[Stored data]
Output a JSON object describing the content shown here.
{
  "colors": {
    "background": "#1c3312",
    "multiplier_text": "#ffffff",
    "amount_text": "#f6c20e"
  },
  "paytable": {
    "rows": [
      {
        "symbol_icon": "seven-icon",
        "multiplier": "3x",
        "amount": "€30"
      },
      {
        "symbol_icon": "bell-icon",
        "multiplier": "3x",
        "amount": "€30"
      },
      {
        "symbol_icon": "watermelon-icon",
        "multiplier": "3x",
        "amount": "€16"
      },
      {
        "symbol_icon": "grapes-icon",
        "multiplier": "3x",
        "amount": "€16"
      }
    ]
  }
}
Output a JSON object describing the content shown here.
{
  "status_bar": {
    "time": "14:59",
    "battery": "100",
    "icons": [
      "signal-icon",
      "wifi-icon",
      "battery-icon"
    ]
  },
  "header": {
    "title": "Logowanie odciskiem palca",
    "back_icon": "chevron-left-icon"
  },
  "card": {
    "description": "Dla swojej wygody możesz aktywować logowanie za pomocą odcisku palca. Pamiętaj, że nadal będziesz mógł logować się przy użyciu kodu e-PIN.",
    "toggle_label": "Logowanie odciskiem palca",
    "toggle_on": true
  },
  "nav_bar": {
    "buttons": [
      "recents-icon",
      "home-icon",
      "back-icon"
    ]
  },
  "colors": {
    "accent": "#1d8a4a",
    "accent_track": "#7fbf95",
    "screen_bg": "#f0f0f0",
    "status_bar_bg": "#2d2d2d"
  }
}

Task objective
Return all of the data exactly as it reads.

Output of the exercise
Output a JSON object describing the content shown here.
{
  "colors": {
    "background": "#1c3312",
    "multiplier_text": "#ffffff",
    "amount_text": "#f6c20e"
  },
  "paytable": {
    "rows": [
      {
        "symbol_icon": "seven-icon",
        "multiplier": "3x",
        "amount": "€30"
      },
      {
        "symbol_icon": "bell-icon",
        "multiplier": "3x",
        "amount": "€30"
      },
      {
        "symbol_icon": "watermelon-icon",
        "multiplier": "3x",
        "amount": "€16"
      },
      {
        "symbol_icon": "grapes-icon",
        "multiplier": "3x",
        "amount": "€16"
      }
    ]
  }
}
Output a JSON object describing the content shown here.
{
  "status_bar": {
    "time": "14:59",
    "battery": "100",
    "icons": [
      "signal-icon",
      "wifi-icon",
      "battery-icon"
    ]
  },
  "header": {
    "title": "Logowanie odciskiem palca",
    "back_icon": "chevron-left-icon"
  },
  "card": {
    "description": "Dla swojej wygody możesz aktywować logowanie za pomocą odcisku palca. Pamiętaj, że nadal będziesz mógł logować się przy użyciu kodu e-PIN.",
    "toggle_label": "Logowanie odciskiem palca",
    "toggle_on": true
  },
  "nav_bar": {
    "buttons": [
      "recents-icon",
      "home-icon",
      "back-icon"
    ]
  },
  "colors": {
    "accent": "#1d8a4a",
    "accent_track": "#7fbf95",
    "screen_bg": "#f0f0f0",
    "status_bar_bg": "#2d2d2d"
  }
}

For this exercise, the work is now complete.